What you have to do
Copy all lines of the listing that include the string "несколько".

Supplied data
__________________________________________________

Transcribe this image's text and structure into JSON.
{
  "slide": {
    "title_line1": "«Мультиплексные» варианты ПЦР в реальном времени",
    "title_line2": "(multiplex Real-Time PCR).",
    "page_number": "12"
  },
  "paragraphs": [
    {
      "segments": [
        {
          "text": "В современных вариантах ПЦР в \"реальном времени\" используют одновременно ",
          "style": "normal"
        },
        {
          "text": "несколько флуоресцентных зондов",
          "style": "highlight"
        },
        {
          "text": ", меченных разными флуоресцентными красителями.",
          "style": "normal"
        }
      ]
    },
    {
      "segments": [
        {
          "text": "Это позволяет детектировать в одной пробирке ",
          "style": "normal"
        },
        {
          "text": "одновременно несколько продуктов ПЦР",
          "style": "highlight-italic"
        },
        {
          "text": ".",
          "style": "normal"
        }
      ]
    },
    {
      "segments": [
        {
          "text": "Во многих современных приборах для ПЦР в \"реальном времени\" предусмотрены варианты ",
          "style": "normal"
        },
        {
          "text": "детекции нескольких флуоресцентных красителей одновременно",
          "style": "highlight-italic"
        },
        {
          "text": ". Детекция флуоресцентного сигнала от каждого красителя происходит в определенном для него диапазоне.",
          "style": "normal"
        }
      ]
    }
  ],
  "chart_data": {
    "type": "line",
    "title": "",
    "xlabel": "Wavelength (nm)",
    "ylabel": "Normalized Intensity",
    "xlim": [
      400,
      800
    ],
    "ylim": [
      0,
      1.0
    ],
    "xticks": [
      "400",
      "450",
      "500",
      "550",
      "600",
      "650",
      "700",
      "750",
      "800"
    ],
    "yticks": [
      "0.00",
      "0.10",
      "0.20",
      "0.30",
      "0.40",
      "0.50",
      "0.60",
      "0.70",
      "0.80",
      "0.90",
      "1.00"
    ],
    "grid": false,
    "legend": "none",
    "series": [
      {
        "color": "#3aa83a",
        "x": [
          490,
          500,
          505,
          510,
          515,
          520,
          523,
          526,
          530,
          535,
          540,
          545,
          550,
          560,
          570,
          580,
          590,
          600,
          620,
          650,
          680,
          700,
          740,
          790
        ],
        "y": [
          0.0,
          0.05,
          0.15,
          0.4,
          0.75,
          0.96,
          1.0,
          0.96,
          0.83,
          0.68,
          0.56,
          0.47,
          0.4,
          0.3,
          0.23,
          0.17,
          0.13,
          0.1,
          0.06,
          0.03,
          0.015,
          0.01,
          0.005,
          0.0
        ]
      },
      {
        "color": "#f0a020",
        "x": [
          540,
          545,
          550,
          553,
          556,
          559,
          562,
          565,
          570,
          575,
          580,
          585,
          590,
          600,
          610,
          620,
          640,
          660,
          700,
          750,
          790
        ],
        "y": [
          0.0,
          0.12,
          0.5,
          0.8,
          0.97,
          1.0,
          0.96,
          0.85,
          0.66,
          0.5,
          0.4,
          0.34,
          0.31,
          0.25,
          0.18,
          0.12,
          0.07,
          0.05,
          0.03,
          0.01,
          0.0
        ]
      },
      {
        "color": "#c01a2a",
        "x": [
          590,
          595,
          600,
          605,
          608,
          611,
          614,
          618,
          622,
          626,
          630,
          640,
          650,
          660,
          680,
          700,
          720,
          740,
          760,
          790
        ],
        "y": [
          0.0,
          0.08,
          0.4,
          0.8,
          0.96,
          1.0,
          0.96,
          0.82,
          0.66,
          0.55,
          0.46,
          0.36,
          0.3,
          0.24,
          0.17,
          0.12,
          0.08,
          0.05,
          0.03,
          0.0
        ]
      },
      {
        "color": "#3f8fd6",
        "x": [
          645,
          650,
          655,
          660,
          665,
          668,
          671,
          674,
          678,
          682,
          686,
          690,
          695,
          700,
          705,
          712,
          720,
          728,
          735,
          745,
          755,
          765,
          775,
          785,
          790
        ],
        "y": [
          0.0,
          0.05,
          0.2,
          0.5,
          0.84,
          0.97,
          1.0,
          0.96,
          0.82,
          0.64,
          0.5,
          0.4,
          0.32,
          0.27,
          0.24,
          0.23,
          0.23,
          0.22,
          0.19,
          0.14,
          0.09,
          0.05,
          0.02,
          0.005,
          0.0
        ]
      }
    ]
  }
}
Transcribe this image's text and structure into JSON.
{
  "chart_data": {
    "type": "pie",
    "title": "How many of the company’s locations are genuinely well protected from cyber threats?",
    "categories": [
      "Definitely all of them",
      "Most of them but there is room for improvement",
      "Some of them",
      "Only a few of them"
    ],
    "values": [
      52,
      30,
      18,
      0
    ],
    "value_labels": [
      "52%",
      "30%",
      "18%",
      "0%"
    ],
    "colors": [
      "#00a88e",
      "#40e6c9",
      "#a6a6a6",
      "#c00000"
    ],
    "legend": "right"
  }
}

__________________________________________________

Exercise output
          "text": "несколько флуоресцентных зондов",
          "text": "одновременно несколько продуктов ПЦР",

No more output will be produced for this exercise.